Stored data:

* * * * * * *

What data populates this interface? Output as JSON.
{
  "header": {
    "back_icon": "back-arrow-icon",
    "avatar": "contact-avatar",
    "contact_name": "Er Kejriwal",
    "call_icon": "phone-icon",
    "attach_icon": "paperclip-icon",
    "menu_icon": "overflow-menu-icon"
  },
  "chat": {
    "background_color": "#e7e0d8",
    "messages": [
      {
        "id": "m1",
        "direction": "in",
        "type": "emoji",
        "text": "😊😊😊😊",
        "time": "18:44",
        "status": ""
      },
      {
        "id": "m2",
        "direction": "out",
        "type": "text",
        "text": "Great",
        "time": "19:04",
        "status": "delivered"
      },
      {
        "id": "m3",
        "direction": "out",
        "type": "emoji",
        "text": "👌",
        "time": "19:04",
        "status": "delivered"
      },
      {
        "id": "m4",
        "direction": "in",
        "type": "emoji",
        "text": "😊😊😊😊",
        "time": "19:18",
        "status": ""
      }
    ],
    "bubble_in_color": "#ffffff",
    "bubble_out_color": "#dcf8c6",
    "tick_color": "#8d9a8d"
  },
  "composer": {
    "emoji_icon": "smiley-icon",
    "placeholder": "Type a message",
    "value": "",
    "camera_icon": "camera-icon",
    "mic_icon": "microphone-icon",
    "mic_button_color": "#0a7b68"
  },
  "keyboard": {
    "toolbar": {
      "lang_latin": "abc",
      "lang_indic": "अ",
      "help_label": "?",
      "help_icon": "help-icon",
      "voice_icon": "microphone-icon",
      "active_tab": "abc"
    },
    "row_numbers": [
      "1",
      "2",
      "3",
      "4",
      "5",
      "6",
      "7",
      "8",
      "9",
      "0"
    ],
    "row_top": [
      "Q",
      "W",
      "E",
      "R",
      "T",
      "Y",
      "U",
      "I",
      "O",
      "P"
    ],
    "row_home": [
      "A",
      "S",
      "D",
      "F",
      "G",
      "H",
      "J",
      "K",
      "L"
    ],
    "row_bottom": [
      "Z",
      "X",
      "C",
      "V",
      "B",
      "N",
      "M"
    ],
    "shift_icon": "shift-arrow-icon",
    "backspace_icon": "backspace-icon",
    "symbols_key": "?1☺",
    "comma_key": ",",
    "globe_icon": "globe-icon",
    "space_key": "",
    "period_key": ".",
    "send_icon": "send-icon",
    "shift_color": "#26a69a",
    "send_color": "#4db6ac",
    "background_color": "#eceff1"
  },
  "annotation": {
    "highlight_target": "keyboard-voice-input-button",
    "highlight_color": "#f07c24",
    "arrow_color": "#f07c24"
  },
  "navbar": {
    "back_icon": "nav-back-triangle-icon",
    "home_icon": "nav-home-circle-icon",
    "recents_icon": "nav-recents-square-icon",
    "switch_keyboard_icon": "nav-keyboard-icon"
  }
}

* * * * * * *

> The problem
Your task is to reproduce the whole listing exactly.

> Output of the exercise
What data populates this interface? Output as JSON.
{
  "header": {
    "back_icon": "back-arrow-icon",
    "avatar": "contact-avatar",
    "contact_name": "Er Kejriwal",
    "call_icon": "phone-icon",
    "attach_icon": "paperclip-icon",
    "menu_icon": "overflow-menu-icon"
  },
  "chat": {
    "background_color": "#e7e0d8",
    "messages": [
      {
        "id": "m1",
        "direction": "in",
        "type": "emoji",
        "text": "😊😊😊😊",
        "time": "18:44",
        "status": ""
      },
      {
        "id": "m2",
        "direction": "out",
        "type": "text",
        "text": "Great",
        "time": "19:04",
        "status": "delivered"
      },
      {
        "id": "m3",
        "direction": "out",
        "type": "emoji",
        "text": "👌",
        "time": "19:04",
        "status": "delivered"
      },
      {
        "id": "m4",
        "direction": "in",
        "type": "emoji",
        "text": "😊😊😊😊",
        "time": "19:18",
        "status": ""
      }
    ],
    "bubble_in_color": "#ffffff",
    "bubble_out_color": "#dcf8c6",
    "tick_color": "#8d9a8d"
  },
  "composer": {
    "emoji_icon": "smiley-icon",
    "placeholder": "Type a message",
    "value": "",
    "camera_icon": "camera-icon",
    "mic_icon": "microphone-icon",
    "mic_button_color": "#0a7b68"
  },
  "keyboard": {
    "toolbar": {
      "lang_latin": "abc",
      "lang_indic": "अ",
      "help_label": "?",
      "help_icon": "help-icon",
      "voice_icon": "microphone-icon",
      "active_tab": "abc"
    },
    "row_numbers": [
      "1",
      "2",
      "3",
      "4",
      "5",
      "6",
      "7",
      "8",
      "9",
      "0"
    ],
    "row_top": [
      "Q",
      "W",
      "E",
      "R",
      "T",
      "Y",
      "U",
      "I",
      "O",
      "P"
    ],
    "row_home": [
      "A",
      "S",
      "D",
      "F",
      "G",
      "H",
      "J",
      "K",
      "L"
    ],
    "row_bottom": [
      "Z",
      "X",
      "C",
      "V",
      "B",
      "N",
      "M"
    ],
    "shift_icon": "shift-arrow-icon",
    "backspace_icon": "backspace-icon",
    "symbols_key": "?1☺",
    "comma_key": ",",
    "globe_icon": "globe-icon",
    "space_key": "",
    "period_key": ".",
    "send_icon": "send-icon",
    "shift_color": "#26a69a",
    "send_color": "#4db6ac",
    "background_color": "#eceff1"
  },
  "annotation": {
    "highlight_target": "keyboard-voice-input-button",
    "highlight_color": "#f07c24",
    "arrow_color": "#f07c24"
  },
  "navbar": {
    "back_icon": "nav-back-triangle-icon",
    "home_icon": "nav-home-circle-icon",
    "recents_icon": "nav-recents-square-icon",
    "switch_keyboard_icon": "nav-keyboard-icon"
  }
}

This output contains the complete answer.